Task statement ▸
Which lines below hold the word "ขภาพ"? Report each one.

Records for processing ▸
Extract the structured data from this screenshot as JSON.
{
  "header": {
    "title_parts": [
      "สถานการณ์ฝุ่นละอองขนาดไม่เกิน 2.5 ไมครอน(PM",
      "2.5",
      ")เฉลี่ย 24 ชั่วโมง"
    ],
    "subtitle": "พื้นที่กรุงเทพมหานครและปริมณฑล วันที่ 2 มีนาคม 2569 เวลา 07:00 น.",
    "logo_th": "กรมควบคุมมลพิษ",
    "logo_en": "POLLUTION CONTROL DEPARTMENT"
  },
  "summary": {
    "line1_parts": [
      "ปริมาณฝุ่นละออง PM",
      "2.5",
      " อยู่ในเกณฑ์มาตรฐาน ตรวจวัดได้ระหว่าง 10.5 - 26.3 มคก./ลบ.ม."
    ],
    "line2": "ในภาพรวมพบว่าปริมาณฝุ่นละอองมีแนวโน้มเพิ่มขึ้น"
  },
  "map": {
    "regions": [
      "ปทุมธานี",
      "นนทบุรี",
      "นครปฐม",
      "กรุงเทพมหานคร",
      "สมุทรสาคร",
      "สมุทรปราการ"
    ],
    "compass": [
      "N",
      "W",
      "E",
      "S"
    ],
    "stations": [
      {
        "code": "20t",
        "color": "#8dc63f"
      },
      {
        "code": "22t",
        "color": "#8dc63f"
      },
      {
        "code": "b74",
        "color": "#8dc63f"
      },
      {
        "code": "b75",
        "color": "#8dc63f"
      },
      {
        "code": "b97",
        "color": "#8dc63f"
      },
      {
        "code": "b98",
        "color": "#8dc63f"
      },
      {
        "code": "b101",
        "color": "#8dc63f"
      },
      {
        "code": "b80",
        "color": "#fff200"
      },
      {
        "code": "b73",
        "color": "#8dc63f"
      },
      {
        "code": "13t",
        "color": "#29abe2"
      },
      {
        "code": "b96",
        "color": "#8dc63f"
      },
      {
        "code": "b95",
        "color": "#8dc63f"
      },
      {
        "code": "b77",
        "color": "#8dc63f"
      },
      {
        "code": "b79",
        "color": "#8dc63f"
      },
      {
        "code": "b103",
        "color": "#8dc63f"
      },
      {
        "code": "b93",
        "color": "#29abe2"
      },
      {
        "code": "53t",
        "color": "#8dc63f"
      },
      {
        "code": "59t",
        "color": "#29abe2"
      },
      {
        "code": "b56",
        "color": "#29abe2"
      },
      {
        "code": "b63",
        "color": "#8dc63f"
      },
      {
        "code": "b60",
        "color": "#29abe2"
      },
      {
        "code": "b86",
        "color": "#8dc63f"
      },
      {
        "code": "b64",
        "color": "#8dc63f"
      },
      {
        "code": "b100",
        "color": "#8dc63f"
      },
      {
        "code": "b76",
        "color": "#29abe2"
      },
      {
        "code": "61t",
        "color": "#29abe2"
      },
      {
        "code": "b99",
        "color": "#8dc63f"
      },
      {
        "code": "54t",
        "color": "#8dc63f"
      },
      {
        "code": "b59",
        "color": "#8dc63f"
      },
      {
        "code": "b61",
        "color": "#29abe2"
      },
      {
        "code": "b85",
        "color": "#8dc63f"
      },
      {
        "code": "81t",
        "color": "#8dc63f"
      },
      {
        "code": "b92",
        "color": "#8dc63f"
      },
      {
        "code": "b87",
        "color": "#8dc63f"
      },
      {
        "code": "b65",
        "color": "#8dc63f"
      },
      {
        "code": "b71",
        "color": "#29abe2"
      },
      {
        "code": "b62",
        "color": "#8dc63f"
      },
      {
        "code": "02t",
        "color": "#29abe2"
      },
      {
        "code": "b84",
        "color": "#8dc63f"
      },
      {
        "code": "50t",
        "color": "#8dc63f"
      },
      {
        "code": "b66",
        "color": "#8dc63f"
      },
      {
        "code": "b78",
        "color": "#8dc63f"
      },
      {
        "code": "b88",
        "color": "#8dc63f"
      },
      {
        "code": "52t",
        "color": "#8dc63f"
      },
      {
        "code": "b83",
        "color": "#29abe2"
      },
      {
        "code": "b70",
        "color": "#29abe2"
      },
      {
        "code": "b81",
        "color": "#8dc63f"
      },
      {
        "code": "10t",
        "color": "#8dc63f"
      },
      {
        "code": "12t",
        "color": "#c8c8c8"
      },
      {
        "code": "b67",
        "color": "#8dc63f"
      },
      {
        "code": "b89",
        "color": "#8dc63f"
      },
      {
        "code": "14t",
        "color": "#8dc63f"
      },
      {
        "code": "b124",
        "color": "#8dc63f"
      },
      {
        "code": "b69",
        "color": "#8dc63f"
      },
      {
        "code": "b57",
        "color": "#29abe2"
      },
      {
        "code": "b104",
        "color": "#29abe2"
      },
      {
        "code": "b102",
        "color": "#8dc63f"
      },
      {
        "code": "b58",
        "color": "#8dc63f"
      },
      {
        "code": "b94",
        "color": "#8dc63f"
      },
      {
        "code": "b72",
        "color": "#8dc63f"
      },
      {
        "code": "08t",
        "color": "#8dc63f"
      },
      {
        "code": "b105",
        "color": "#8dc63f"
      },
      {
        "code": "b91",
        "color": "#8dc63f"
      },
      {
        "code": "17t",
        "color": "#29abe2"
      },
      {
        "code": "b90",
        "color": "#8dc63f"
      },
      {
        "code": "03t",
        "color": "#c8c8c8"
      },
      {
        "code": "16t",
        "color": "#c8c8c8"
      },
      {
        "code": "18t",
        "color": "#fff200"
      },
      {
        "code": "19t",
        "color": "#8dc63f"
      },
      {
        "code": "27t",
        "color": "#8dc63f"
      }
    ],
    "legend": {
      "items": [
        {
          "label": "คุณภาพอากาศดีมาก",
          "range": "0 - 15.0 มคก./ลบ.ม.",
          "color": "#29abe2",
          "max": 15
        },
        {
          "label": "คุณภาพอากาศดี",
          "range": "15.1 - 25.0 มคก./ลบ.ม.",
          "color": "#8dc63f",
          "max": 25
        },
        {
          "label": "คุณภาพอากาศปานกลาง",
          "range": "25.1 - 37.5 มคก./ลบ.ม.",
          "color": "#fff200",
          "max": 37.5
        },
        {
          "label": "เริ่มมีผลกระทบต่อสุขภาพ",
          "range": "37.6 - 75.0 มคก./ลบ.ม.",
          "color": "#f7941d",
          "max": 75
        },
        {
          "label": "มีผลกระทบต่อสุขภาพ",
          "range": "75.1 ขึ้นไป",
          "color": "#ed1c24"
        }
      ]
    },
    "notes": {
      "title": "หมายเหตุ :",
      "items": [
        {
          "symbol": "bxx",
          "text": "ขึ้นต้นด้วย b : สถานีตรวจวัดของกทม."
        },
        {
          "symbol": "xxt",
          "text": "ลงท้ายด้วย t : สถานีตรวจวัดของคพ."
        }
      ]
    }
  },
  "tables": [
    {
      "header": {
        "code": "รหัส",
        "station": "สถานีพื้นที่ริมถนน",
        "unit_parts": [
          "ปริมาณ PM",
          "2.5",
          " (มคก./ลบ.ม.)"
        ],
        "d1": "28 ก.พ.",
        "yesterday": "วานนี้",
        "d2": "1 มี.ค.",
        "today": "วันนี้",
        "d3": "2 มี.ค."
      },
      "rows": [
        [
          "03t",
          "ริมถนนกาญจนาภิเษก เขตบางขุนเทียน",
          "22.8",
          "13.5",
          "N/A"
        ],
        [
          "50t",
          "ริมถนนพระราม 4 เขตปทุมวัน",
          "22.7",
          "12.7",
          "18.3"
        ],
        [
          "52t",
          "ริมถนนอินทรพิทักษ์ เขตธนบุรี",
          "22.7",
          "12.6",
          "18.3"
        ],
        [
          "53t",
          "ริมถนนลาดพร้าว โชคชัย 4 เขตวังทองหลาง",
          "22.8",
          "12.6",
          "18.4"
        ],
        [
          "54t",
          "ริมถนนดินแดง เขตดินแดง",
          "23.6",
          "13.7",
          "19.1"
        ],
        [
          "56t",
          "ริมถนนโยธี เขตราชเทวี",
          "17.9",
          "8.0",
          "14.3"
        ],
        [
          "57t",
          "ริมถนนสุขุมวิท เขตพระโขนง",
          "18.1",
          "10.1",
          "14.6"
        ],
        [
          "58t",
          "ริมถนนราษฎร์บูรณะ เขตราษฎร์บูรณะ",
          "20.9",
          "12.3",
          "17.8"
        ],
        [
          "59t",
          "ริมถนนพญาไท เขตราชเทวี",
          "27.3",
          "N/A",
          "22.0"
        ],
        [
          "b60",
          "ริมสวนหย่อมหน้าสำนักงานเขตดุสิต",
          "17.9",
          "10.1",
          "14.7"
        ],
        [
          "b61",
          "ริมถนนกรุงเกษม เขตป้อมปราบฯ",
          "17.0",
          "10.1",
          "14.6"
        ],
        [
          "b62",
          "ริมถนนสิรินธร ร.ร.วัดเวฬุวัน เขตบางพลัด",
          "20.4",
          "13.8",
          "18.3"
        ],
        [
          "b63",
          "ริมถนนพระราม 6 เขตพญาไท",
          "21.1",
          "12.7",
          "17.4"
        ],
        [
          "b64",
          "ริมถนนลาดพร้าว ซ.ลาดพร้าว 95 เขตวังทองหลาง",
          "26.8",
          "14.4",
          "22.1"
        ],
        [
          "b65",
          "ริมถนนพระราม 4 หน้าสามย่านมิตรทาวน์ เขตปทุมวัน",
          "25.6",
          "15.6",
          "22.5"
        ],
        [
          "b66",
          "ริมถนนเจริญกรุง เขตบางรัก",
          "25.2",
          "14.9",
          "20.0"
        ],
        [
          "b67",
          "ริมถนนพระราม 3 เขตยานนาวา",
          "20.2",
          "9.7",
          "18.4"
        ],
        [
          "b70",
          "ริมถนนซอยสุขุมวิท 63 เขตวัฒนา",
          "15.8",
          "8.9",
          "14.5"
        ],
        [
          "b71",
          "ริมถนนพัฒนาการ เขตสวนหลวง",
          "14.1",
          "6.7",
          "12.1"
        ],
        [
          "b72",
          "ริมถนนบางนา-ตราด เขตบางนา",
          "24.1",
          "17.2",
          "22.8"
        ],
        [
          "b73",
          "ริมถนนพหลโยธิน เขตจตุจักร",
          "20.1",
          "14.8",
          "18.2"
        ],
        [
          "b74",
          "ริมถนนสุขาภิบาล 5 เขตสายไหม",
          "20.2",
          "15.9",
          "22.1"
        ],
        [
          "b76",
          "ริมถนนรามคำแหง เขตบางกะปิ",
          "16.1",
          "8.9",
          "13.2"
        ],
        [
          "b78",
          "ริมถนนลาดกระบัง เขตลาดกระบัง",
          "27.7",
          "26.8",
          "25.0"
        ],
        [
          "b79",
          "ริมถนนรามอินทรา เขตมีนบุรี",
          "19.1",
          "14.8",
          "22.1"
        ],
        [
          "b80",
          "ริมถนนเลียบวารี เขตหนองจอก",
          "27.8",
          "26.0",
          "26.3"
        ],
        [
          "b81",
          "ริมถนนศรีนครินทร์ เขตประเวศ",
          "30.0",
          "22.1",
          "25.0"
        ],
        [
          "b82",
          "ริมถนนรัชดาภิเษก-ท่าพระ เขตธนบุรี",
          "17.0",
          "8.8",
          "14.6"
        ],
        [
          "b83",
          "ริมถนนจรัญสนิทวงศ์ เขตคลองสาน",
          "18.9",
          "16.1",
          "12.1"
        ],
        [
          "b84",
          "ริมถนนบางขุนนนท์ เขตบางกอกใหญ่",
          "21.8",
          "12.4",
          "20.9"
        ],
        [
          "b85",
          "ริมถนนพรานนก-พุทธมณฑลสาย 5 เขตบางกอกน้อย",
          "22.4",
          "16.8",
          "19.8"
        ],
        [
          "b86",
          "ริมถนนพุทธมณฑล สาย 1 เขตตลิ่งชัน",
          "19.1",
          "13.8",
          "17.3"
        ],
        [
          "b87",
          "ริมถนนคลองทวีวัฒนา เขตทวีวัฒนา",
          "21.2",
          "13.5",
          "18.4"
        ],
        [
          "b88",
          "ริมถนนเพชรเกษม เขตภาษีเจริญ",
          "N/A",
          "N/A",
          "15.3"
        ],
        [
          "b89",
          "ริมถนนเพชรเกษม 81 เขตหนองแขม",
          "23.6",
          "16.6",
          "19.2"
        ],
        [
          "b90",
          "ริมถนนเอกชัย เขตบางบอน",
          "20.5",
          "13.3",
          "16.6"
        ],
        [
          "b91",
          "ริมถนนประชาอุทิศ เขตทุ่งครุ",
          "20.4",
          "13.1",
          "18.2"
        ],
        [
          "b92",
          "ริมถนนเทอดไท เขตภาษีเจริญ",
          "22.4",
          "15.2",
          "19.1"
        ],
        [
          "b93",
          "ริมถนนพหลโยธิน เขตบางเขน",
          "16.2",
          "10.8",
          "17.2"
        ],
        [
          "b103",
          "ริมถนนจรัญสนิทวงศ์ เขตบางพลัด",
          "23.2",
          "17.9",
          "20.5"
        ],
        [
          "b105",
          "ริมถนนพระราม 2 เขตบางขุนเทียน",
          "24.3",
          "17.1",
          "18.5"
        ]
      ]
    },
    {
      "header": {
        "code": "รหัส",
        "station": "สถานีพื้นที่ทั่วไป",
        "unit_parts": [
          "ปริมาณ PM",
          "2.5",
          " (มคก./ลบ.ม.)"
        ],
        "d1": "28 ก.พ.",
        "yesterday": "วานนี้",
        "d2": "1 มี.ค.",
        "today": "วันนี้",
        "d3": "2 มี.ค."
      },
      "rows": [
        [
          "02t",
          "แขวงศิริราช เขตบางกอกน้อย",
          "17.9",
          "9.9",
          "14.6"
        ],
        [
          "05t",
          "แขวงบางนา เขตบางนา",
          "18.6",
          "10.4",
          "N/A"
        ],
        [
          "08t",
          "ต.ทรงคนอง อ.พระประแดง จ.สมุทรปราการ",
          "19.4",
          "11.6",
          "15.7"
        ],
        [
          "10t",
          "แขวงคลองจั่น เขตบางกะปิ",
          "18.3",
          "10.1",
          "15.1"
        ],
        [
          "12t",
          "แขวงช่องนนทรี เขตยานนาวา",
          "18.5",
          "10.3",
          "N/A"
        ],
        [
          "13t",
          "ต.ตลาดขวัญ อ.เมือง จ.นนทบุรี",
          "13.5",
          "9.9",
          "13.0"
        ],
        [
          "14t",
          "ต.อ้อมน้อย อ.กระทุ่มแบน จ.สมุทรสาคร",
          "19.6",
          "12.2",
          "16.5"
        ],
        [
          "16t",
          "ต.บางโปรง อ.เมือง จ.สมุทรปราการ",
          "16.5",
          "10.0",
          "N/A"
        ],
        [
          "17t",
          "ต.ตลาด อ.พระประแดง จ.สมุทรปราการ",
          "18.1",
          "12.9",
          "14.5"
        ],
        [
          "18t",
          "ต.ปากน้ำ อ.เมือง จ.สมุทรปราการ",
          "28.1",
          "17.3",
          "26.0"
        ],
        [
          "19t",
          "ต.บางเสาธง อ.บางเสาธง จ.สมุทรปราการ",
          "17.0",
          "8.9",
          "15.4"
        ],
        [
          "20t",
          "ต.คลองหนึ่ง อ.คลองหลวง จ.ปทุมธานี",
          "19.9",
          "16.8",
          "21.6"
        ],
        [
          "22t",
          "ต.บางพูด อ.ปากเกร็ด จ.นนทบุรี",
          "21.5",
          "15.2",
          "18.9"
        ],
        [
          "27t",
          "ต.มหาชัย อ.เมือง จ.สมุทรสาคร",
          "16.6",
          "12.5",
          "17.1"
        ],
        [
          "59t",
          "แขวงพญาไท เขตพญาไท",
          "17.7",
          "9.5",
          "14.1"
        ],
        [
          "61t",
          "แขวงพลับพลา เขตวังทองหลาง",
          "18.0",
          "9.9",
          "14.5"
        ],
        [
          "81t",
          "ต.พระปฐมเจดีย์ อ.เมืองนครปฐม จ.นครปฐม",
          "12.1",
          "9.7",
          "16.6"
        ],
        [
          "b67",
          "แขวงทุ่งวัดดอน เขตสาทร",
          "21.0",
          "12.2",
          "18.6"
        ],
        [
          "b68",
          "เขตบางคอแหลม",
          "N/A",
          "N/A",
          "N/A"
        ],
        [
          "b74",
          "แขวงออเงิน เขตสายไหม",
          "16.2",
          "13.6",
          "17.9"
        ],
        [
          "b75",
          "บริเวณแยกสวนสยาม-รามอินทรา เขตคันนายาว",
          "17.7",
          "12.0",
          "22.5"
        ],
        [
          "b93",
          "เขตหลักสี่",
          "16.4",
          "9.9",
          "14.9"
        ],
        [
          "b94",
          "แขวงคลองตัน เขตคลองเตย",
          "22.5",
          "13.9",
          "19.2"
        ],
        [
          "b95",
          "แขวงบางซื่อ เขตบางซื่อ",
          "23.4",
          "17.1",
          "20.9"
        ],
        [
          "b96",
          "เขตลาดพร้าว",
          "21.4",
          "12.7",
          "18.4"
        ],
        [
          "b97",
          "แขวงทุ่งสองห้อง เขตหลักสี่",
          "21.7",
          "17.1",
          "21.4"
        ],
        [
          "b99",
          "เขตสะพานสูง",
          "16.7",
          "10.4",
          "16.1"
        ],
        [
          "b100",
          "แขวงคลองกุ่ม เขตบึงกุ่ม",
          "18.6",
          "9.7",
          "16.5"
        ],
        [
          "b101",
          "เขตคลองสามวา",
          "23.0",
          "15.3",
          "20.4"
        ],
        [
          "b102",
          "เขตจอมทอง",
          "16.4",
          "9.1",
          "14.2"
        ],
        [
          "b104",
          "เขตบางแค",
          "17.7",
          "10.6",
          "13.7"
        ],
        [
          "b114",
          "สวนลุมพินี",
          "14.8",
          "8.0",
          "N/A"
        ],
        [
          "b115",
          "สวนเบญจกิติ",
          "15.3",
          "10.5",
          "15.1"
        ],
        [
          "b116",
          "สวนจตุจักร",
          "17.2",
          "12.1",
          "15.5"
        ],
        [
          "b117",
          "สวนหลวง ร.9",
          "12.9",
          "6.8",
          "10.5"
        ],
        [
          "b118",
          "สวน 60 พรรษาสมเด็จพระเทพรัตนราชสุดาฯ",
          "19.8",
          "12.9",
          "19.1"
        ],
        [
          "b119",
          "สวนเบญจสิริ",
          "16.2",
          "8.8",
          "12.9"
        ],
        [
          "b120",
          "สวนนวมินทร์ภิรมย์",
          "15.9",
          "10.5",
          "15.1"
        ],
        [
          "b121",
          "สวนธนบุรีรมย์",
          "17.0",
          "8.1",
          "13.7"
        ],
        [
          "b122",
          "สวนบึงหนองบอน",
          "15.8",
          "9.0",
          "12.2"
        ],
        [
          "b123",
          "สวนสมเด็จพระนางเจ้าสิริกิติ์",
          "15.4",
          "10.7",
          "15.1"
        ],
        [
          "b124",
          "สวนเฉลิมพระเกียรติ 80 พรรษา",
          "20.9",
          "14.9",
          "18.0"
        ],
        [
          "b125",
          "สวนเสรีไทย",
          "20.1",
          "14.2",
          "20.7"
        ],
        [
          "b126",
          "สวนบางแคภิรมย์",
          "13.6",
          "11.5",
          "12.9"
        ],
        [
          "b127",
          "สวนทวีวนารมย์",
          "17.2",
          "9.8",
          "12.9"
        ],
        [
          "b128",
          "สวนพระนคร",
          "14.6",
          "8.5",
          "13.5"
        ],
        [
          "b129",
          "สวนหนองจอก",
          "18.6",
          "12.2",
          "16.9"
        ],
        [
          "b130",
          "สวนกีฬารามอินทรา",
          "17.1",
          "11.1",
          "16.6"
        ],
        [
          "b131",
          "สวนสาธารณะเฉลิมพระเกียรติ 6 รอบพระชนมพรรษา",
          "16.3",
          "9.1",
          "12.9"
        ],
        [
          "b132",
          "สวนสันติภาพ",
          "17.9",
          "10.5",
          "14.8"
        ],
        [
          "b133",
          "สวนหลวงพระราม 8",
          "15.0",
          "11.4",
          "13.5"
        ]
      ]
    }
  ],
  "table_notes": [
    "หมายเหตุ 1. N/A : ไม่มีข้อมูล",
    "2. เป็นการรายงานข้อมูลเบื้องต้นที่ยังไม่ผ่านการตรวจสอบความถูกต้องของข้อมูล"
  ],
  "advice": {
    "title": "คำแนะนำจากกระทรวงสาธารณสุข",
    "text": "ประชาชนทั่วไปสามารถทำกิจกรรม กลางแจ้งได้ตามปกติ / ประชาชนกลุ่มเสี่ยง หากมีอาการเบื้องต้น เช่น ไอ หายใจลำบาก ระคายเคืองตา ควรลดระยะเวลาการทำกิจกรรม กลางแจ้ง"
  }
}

Final result ▸
          "label": "เริ่มมีผลกระทบต่อสุขภาพ",
          "label": "มีผลกระทบต่อสุขภาพ",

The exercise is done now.